_Problem to solve_: Copy out each line that mentions the word "content".

_Supplied information_:
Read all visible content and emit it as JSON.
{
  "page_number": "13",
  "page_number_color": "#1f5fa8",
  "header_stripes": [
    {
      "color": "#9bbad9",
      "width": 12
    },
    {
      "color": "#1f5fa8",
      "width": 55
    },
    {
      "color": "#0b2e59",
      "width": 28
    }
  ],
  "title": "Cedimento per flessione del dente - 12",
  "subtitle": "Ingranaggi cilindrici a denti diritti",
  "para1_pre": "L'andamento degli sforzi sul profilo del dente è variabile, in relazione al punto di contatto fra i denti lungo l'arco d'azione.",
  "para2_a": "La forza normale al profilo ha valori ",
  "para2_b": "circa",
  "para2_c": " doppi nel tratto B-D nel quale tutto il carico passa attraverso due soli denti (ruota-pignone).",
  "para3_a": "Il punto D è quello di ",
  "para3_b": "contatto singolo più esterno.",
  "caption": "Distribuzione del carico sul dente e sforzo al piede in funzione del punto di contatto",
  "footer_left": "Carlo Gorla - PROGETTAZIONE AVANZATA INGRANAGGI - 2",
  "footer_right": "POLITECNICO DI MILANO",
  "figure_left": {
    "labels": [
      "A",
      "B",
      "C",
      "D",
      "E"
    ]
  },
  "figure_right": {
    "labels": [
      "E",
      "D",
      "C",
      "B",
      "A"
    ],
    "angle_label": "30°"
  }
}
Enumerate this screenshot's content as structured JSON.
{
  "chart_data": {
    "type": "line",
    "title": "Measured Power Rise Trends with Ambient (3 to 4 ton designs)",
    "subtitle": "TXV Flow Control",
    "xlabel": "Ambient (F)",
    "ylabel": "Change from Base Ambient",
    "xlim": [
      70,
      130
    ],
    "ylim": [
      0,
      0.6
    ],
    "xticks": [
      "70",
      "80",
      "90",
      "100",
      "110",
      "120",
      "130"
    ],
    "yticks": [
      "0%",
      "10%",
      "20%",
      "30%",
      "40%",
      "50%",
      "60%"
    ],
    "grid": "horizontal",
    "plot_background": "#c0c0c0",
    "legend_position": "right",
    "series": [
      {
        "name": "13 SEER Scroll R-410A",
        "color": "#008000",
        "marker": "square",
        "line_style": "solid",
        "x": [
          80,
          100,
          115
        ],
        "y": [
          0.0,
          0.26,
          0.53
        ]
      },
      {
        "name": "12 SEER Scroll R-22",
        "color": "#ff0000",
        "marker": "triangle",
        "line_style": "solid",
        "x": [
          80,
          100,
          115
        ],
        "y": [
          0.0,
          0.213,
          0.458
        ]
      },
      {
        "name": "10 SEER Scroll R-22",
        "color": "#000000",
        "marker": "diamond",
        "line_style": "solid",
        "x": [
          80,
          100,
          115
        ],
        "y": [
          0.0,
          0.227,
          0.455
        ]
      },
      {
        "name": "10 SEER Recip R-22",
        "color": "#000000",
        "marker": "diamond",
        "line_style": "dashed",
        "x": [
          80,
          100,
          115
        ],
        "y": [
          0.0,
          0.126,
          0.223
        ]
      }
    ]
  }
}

_Written solution_:
Read all visible content and emit it as JSON.
Enumerate this screenshot's content as structured JSON.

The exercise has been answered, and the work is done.